Every entry must be copied word for word.

===== Input records =====

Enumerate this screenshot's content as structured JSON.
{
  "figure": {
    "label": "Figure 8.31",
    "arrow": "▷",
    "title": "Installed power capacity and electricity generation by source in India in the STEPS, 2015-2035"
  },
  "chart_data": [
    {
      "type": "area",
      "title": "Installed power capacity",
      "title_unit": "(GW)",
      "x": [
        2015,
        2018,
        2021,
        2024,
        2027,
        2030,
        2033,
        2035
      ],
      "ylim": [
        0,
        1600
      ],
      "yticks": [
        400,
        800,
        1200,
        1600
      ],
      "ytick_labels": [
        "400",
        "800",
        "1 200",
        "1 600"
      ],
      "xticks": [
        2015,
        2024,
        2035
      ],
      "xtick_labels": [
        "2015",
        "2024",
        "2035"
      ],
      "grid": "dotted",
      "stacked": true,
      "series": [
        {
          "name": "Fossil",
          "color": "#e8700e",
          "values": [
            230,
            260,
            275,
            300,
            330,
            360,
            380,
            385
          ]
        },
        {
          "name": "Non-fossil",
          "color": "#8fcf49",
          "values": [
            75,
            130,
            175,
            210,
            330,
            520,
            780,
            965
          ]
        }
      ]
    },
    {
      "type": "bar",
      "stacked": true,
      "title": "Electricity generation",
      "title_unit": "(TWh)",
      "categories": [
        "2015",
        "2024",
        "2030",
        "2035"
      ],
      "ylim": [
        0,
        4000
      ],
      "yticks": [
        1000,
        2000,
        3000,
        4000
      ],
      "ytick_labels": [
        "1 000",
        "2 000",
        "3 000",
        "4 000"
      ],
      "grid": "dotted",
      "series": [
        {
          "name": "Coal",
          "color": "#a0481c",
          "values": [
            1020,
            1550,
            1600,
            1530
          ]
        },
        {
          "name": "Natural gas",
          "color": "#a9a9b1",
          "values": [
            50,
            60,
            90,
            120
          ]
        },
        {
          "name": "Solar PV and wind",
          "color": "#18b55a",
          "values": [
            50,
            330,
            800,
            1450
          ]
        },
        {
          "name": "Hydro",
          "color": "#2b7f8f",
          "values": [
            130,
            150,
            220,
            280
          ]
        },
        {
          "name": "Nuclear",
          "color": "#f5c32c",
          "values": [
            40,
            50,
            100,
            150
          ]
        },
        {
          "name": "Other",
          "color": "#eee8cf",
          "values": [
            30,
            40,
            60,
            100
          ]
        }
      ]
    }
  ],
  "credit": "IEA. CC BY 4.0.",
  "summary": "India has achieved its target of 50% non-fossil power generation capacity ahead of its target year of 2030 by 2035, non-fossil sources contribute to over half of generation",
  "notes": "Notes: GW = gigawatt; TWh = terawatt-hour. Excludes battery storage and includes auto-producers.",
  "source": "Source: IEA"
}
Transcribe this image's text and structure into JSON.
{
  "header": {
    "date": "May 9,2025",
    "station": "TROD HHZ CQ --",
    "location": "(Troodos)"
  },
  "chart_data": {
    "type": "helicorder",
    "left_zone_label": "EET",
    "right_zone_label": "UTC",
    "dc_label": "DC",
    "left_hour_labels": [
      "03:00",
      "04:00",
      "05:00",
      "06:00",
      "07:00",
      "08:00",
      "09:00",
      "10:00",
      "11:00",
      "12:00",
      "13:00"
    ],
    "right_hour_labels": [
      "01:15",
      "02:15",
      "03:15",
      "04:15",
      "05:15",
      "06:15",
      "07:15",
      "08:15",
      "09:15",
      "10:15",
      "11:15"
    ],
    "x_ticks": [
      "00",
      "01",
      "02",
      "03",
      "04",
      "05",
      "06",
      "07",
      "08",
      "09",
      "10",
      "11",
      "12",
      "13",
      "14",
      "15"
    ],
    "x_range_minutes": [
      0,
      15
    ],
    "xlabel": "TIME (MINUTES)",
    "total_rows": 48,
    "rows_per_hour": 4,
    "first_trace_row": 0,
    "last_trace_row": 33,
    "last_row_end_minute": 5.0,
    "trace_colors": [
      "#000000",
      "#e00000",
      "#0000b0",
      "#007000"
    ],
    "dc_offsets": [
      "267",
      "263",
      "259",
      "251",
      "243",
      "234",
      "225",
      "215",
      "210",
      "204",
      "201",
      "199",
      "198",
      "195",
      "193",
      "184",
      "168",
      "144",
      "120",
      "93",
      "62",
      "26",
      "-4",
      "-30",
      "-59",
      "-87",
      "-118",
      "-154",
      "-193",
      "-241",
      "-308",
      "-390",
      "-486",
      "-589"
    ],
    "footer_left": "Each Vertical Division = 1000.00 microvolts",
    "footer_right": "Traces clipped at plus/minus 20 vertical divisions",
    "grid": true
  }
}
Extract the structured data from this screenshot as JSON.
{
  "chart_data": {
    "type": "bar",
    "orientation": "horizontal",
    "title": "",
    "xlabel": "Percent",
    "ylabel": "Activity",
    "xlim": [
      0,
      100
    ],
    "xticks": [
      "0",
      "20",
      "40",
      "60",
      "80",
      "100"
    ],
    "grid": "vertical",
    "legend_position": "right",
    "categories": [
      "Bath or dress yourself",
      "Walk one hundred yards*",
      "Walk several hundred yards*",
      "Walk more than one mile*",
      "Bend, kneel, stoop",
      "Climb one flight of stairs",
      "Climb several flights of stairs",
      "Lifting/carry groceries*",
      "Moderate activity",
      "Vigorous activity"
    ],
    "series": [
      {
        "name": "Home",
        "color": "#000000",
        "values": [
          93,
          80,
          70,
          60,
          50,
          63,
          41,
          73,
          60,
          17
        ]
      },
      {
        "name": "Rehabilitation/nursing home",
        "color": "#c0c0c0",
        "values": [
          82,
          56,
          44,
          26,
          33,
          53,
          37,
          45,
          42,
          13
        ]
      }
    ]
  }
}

=====

Result:
Enumerate this screenshot's content as structured JSON.
{
  "figure": {
    "label": "Figure 8.31",
    "arrow": "▷",
    "title": "Installed power capacity and electricity generation by source in India in the STEPS, 2015-2035"
  },
  "chart_data": [
    {
      "type": "area",
      "title": "Installed power capacity",
      "title_unit": "(GW)",
      "x": [
        2015,
        2018,
        2021,
        2024,
        2027,
        2030,
        2033,
        2035
      ],
      "ylim": [
        0,
        1600
      ],
      "yticks": [
        400,
        800,
        1200,
        1600
      ],
      "ytick_labels": [
        "400",
        "800",
        "1 200",
        "1 600"
      ],
      "xticks": [
        2015,
        2024,
        2035
      ],
      "xtick_labels": [
        "2015",
        "2024",
        "2035"
      ],
      "grid": "dotted",
      "stacked": true,
      "series": [
        {
          "name": "Fossil",
          "color": "#e8700e",
          "values": [
            230,
            260,
            275,
            300,
            330,
            360,
            380,
            385
          ]
        },
        {
          "name": "Non-fossil",
          "color": "#8fcf49",
          "values": [
            75,
            130,
            175,
            210,
            330,
            520,
            780,
            965
          ]
        }
      ]
    },
    {
      "type": "bar",
      "stacked": true,
      "title": "Electricity generation",
      "title_unit": "(TWh)",
      "categories": [
        "2015",
        "2024",
        "2030",
        "2035"
      ],
      "ylim": [
        0,
        4000
      ],
      "yticks": [
        1000,
        2000,
        3000,
        4000
      ],
      "ytick_labels": [
        "1 000",
        "2 000",
        "3 000",
        "4 000"
      ],
      "grid": "dotted",
      "series": [
        {
          "name": "Coal",
          "color": "#a0481c",
          "values": [
            1020,
            1550,
            1600,
            1530
          ]
        },
        {
          "name": "Natural gas",
          "color": "#a9a9b1",
          "values": [
            50,
            60,
            90,
            120
          ]
        },
        {
          "name": "Solar PV and wind",
          "color": "#18b55a",
          "values": [
            50,
            330,
            800,
            1450
          ]
        },
        {
          "name": "Hydro",
          "color": "#2b7f8f",
          "values": [
            130,
            150,
            220,
            280
          ]
        },
        {
          "name": "Nuclear",
          "color": "#f5c32c",
          "values": [
            40,
            50,
            100,
            150
          ]
        },
        {
          "name": "Other",
          "color": "#eee8cf",
          "values": [
            30,
            40,
            60,
            100
          ]
        }
      ]
    }
  ],
  "credit": "IEA. CC BY 4.0.",
  "summary": "India has achieved its target of 50% non-fossil power generation capacity ahead of its target year of 2030 by 2035, non-fossil sources contribute to over half of generation",
  "notes": "Notes: GW = gigawatt; TWh = terawatt-hour. Excludes battery storage and includes auto-producers.",
  "source": "Source: IEA"
}
Transcribe this image's text and structure into JSON.
{
  "header": {
    "date": "May 9,2025",
    "station": "TROD HHZ CQ --",
    "location": "(Troodos)"
  },
  "chart_data": {
    "type": "helicorder",
    "left_zone_label": "EET",
    "right_zone_label": "UTC",
    "dc_label": "DC",
    "left_hour_labels": [
      "03:00",
      "04:00",
      "05:00",
      "06:00",
      "07:00",
      "08:00",
      "09:00",
      "10:00",
      "11:00",
      "12:00",
      "13:00"
    ],
    "right_hour_labels": [
      "01:15",
      "02:15",
      "03:15",
      "04:15",
      "05:15",
      "06:15",
      "07:15",
      "08:15",
      "09:15",
      "10:15",
      "11:15"
    ],
    "x_ticks": [
      "00",
      "01",
      "02",
      "03",
      "04",
      "05",
      "06",
      "07",
      "08",
      "09",
      "10",
      "11",
      "12",
      "13",
      "14",
      "15"
    ],
    "x_range_minutes": [
      0,
      15
    ],
    "xlabel": "TIME (MINUTES)",
    "total_rows": 48,
    "rows_per_hour": 4,
    "first_trace_row": 0,
    "last_trace_row": 33,
    "last_row_end_minute": 5.0,
    "trace_colors": [
      "#000000",
      "#e00000",
      "#0000b0",
      "#007000"
    ],
    "dc_offsets": [
      "267",
      "263",
      "259",
      "251",
      "243",
      "234",
      "225",
      "215",
      "210",
      "204",
      "201",
      "199",
      "198",
      "195",
      "193",
      "184",
      "168",
      "144",
      "120",
      "93",
      "62",
      "26",
      "-4",
      "-30",
      "-59",
      "-87",
      "-118",
      "-154",
      "-193",
      "-241",
      "-308",
      "-390",
      "-486",
      "-589"
    ],
    "footer_left": "Each Vertical Division = 1000.00 microvolts",
    "footer_right": "Traces clipped at plus/minus 20 vertical divisions",
    "grid": true
  }
}
Extract the structured data from this screenshot as JSON.
{
  "chart_data": {
    "type": "bar",
    "orientation": "horizontal",
    "title": "",
    "xlabel": "Percent",
    "ylabel": "Activity",
    "xlim": [
      0,
      100
    ],
    "xticks": [
      "0",
      "20",
      "40",
      "60",
      "80",
      "100"
    ],
    "grid": "vertical",
    "legend_position": "right",
    "categories": [
      "Bath or dress yourself",
      "Walk one hundred yards*",
      "Walk several hundred yards*",
      "Walk more than one mile*",
      "Bend, kneel, stoop",
      "Climb one flight of stairs",
      "Climb several flights of stairs",
      "Lifting/carry groceries*",
      "Moderate activity",
      "Vigorous activity"
    ],
    "series": [
      {
        "name": "Home",
        "color": "#000000",
        "values": [
          93,
          80,
          70,
          60,
          50,
          63,
          41,
          73,
          60,
          17
        ]
      },
      {
        "name": "Rehabilitation/nursing home",
        "color": "#c0c0c0",
        "values": [
          82,
          56,
          44,
          26,
          33,
          53,
          37,
          45,
          42,
          13
        ]
      }
    ]
  }
}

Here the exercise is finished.